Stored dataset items
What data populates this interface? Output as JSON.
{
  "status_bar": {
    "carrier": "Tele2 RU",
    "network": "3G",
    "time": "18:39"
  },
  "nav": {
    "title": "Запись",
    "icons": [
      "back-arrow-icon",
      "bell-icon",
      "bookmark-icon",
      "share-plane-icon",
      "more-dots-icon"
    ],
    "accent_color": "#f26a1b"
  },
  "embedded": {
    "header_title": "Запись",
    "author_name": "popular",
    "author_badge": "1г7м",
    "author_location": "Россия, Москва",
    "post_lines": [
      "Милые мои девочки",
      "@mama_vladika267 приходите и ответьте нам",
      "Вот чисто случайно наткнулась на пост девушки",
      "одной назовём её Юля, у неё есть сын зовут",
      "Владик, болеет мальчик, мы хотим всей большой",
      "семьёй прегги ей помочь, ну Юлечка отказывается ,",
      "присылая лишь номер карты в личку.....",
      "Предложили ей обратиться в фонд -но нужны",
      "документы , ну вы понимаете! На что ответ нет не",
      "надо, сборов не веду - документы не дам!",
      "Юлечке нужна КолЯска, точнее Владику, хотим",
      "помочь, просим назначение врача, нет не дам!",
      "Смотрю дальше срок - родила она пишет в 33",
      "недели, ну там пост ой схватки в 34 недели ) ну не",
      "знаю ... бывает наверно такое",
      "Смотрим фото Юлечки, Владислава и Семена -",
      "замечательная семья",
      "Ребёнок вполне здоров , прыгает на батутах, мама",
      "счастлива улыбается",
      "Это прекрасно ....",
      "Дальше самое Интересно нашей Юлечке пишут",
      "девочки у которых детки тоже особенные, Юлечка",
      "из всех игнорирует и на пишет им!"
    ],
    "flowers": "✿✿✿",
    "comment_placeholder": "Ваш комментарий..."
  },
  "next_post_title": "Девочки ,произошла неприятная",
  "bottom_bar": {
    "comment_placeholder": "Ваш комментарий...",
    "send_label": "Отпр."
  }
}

● TASK PROMPT
Write out the material from the first line to the last, exactly.

● ANSWER TO THE EXERCISE
What data populates this interface? Output as JSON.
{
  "status_bar": {
    "carrier": "Tele2 RU",
    "network": "3G",
    "time": "18:39"
  },
  "nav": {
    "title": "Запись",
    "icons": [
      "back-arrow-icon",
      "bell-icon",
      "bookmark-icon",
      "share-plane-icon",
      "more-dots-icon"
    ],
    "accent_color": "#f26a1b"
  },
  "embedded": {
    "header_title": "Запись",
    "author_name": "popular",
    "author_badge": "1г7м",
    "author_location": "Россия, Москва",
    "post_lines": [
      "Милые мои девочки",
      "@mama_vladika267 приходите и ответьте нам",
      "Вот чисто случайно наткнулась на пост девушки",
      "одной назовём её Юля, у неё есть сын зовут",
      "Владик, болеет мальчик, мы хотим всей большой",
      "семьёй прегги ей помочь, ну Юлечка отказывается ,",
      "присылая лишь номер карты в личку.....",
      "Предложили ей обратиться в фонд -но нужны",
      "документы , ну вы понимаете! На что ответ нет не",
      "надо, сборов не веду - документы не дам!",
      "Юлечке нужна КолЯска, точнее Владику, хотим",
      "помочь, просим назначение врача, нет не дам!",
      "Смотрю дальше срок - родила она пишет в 33",
      "недели, ну там пост ой схватки в 34 недели ) ну не",
      "знаю ... бывает наверно такое",
      "Смотрим фото Юлечки, Владислава и Семена -",
      "замечательная семья",
      "Ребёнок вполне здоров , прыгает на батутах, мама",
      "счастлива улыбается",
      "Это прекрасно ....",
      "Дальше самое Интересно нашей Юлечке пишут",
      "девочки у которых детки тоже особенные, Юлечка",
      "из всех игнорирует и на пишет им!"
    ],
    "flowers": "✿✿✿",
    "comment_placeholder": "Ваш комментарий..."
  },
  "next_post_title": "Девочки ,произошла неприятная",
  "bottom_bar": {
    "comment_placeholder": "Ваш комментарий...",
    "send_label": "Отпр."
  }
}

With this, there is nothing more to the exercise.